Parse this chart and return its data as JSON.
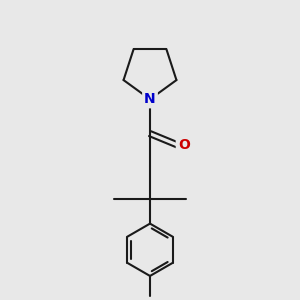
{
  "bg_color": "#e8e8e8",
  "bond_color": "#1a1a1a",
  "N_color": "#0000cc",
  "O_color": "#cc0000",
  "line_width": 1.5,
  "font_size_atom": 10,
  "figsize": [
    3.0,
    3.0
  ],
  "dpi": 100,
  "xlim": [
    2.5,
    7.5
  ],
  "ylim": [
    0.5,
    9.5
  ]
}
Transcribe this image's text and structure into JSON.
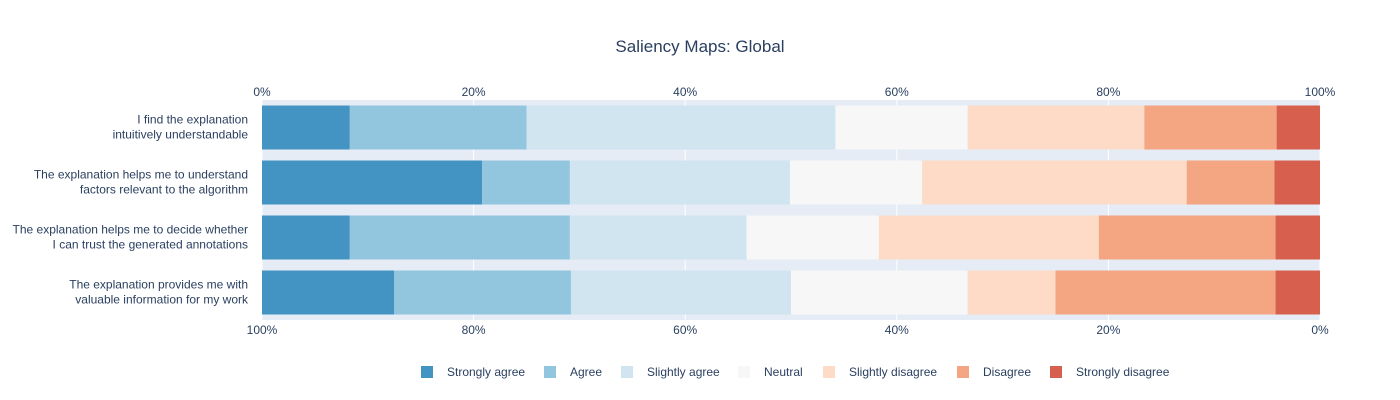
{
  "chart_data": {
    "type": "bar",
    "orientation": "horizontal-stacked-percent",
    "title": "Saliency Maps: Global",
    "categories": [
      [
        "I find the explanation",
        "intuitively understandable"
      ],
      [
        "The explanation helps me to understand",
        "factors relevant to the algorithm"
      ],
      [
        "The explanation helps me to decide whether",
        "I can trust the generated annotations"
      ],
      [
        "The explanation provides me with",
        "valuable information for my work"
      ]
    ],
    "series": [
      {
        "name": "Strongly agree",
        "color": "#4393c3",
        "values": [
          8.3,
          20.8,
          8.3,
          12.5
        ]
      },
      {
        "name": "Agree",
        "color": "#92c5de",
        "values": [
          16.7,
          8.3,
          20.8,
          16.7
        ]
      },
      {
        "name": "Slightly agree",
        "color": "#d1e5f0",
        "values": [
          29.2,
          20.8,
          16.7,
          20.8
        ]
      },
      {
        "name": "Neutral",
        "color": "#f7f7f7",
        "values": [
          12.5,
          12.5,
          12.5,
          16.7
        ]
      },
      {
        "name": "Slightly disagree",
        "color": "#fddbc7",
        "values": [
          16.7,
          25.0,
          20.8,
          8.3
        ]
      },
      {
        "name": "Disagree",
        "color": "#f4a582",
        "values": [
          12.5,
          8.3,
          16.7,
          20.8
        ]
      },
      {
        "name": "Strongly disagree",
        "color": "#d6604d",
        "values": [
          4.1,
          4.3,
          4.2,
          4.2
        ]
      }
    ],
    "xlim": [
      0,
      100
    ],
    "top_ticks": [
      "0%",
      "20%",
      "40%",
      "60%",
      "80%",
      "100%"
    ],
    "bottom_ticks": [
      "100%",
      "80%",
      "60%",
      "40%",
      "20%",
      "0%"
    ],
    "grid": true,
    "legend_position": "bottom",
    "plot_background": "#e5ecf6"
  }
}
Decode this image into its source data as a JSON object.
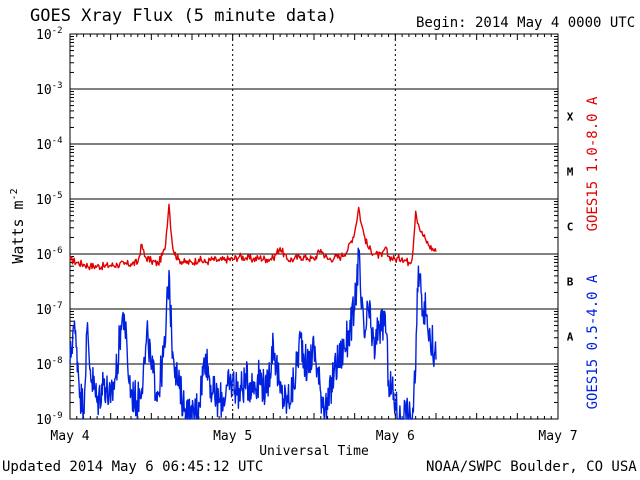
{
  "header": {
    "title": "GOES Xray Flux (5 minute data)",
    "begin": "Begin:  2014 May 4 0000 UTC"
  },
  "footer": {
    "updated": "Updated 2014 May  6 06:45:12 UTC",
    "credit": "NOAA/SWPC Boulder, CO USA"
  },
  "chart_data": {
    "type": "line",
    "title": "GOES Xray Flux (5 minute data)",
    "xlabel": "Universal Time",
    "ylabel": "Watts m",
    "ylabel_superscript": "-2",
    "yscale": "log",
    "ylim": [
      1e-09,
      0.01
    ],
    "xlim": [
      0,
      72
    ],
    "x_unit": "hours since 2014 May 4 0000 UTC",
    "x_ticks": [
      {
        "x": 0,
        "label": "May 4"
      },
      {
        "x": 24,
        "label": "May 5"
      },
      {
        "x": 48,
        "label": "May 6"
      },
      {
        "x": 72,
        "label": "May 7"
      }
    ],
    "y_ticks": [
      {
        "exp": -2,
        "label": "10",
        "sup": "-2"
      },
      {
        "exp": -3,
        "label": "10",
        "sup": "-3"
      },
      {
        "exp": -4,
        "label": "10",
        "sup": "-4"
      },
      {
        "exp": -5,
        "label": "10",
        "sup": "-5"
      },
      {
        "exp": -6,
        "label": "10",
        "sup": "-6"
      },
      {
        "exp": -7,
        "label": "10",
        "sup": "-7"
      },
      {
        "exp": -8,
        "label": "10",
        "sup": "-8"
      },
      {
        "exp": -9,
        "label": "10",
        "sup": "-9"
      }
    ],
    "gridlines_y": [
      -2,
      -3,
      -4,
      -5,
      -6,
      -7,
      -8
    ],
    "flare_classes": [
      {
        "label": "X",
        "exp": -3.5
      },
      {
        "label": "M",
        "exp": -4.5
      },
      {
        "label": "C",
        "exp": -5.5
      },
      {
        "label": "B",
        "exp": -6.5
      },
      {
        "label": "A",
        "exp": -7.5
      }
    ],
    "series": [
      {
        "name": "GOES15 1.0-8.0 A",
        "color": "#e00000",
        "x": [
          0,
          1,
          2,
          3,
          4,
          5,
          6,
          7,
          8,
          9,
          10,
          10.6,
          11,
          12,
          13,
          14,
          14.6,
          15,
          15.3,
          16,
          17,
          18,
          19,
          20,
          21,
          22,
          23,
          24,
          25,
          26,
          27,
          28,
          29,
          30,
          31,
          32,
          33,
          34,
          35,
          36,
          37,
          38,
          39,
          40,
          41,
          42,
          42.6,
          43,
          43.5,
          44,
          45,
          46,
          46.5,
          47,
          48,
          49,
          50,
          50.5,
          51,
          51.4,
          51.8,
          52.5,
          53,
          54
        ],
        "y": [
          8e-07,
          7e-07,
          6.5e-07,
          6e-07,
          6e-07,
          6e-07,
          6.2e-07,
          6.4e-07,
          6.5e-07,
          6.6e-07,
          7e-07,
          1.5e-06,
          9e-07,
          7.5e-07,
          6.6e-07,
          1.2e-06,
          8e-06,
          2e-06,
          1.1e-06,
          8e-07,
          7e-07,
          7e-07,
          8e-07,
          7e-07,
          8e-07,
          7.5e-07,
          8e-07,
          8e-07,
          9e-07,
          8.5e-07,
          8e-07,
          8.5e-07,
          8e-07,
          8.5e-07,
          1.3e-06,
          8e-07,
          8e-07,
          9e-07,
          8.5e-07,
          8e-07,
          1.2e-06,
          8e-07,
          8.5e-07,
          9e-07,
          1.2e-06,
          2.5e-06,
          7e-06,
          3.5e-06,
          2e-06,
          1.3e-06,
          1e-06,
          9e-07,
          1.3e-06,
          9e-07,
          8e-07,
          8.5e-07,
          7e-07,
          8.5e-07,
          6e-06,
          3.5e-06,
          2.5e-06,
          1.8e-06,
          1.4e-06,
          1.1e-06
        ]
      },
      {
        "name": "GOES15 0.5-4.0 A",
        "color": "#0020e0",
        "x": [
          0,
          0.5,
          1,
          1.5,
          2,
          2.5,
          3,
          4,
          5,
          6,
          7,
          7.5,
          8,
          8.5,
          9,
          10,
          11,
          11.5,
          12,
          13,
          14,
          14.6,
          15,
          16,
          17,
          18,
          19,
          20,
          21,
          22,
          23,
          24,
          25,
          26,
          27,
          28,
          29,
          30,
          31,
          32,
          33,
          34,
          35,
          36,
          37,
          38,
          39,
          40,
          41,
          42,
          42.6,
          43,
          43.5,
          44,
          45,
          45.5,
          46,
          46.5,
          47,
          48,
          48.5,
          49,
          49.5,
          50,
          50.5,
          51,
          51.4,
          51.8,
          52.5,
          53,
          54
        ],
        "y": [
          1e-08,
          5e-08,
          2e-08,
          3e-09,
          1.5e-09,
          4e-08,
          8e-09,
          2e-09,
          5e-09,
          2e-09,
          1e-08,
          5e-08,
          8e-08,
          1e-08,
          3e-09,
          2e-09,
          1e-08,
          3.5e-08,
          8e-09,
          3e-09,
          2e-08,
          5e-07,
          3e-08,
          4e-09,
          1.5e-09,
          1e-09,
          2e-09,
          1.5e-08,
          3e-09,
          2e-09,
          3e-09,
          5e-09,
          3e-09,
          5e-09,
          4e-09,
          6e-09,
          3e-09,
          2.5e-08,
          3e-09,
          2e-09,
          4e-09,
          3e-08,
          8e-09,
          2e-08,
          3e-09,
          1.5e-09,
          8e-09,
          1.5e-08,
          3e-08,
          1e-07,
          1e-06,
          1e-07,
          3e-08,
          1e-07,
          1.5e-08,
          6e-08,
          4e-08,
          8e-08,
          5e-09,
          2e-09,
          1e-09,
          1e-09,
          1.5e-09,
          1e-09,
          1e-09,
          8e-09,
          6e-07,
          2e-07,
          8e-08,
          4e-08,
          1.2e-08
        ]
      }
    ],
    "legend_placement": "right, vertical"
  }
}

• _Instruction_: Find the string "Slightly" in the records, then copy each line where it occurs.

• _The answer_:
        "name": "Slightly agree",
        "name": "Slightly disagree",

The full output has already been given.